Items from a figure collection

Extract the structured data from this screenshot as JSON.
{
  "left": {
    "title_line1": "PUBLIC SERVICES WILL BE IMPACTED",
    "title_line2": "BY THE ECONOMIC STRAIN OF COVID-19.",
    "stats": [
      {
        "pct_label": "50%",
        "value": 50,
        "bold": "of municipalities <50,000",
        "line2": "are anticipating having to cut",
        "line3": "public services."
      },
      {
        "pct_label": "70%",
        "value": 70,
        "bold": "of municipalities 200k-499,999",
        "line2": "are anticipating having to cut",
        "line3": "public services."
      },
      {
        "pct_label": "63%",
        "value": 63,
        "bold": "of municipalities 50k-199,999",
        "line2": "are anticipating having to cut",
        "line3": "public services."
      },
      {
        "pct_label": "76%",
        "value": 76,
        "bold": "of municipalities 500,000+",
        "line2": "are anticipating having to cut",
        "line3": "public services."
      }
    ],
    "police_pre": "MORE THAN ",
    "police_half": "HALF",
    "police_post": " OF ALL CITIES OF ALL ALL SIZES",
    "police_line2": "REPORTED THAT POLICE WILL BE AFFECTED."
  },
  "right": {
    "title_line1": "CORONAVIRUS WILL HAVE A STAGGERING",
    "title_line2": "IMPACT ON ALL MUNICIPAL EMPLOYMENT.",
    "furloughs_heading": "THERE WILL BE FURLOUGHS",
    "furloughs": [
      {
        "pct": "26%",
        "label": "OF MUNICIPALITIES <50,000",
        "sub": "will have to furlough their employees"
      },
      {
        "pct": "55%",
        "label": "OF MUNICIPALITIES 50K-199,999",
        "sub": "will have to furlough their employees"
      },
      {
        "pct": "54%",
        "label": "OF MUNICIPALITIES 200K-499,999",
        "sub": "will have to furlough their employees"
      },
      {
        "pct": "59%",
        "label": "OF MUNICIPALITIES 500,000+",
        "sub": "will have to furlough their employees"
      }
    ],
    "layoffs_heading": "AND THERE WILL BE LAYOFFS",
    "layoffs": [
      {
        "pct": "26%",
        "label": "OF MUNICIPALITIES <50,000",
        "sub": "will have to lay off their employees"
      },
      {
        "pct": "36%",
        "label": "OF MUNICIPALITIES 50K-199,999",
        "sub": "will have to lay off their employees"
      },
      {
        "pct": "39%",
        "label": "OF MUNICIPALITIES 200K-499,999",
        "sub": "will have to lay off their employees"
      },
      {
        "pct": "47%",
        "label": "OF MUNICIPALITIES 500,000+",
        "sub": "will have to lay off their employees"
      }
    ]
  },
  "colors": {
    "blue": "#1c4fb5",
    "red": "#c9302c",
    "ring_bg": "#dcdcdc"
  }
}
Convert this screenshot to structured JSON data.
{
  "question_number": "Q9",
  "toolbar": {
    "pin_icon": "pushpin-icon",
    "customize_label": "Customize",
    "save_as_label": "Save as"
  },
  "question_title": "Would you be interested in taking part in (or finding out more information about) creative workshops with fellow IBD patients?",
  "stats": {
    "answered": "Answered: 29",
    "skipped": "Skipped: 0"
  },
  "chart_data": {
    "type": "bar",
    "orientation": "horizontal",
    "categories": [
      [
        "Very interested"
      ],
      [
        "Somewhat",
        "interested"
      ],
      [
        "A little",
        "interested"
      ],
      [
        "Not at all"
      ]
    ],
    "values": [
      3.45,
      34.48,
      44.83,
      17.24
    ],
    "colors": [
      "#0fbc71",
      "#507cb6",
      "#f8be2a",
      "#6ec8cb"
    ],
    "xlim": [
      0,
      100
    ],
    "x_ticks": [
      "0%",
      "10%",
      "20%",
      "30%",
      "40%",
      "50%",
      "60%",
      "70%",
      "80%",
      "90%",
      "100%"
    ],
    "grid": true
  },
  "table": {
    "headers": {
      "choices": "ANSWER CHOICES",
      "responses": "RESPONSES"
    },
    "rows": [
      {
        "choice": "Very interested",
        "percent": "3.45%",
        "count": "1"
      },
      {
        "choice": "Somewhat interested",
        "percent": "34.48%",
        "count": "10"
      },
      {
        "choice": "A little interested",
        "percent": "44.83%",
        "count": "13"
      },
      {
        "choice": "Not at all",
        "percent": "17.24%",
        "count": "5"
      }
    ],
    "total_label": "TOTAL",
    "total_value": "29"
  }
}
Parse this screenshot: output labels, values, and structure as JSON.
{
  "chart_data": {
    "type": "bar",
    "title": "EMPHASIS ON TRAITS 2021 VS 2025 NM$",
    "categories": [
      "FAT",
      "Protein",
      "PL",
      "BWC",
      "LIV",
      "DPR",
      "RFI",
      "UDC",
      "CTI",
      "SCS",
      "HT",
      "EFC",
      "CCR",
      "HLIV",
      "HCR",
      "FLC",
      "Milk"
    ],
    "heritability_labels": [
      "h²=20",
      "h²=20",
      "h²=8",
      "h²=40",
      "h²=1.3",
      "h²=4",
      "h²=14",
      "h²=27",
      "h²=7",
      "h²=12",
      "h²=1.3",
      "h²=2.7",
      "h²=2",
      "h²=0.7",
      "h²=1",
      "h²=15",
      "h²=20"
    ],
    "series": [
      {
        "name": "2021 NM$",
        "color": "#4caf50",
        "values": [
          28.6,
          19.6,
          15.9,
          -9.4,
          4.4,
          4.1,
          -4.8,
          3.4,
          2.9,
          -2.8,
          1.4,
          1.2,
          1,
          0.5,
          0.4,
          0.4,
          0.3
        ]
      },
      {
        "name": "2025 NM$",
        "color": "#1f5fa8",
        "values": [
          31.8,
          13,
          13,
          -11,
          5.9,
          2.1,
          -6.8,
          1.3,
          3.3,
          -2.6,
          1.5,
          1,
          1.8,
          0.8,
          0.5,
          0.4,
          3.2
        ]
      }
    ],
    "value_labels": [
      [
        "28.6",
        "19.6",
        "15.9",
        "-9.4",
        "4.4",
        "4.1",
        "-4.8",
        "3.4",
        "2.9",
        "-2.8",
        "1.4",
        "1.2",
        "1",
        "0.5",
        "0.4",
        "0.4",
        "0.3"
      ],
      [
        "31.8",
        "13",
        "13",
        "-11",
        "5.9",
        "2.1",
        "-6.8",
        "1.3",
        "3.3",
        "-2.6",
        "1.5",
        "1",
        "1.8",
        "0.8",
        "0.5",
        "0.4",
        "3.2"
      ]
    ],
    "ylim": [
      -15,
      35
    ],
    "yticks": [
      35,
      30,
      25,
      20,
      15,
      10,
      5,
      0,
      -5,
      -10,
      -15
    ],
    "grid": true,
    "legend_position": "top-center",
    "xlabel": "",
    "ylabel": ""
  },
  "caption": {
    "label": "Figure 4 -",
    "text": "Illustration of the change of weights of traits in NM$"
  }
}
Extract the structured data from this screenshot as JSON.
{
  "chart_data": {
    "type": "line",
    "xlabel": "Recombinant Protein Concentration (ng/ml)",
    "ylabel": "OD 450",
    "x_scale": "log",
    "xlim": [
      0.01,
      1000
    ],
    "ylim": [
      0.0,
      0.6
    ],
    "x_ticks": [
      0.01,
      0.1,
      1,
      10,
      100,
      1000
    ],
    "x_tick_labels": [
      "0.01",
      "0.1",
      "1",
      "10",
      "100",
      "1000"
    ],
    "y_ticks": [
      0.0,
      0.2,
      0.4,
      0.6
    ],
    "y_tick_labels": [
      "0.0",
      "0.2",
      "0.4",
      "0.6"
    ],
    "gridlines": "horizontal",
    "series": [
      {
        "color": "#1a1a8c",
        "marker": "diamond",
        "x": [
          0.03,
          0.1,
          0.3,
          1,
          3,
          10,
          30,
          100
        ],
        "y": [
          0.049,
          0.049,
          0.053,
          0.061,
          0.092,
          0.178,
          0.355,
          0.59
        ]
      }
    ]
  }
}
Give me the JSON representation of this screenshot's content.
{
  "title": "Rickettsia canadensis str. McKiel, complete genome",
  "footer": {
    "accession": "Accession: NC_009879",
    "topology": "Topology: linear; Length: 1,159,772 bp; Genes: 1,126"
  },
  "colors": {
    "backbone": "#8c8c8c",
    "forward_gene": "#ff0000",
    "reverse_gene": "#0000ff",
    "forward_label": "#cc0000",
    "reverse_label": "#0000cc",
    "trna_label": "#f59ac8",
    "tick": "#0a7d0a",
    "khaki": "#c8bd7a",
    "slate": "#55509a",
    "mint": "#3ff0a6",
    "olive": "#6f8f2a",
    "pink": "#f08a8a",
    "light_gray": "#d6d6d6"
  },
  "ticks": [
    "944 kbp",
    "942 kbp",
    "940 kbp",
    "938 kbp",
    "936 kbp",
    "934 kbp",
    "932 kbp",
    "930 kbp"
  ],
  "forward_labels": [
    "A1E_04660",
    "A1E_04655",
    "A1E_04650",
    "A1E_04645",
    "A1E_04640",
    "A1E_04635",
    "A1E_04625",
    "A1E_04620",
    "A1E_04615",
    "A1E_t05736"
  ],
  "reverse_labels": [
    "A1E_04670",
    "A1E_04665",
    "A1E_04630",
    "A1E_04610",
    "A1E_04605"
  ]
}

*Work order:* State how many lines in the records above contain the word "Very", and give only that number.

*Solution to this task:* 2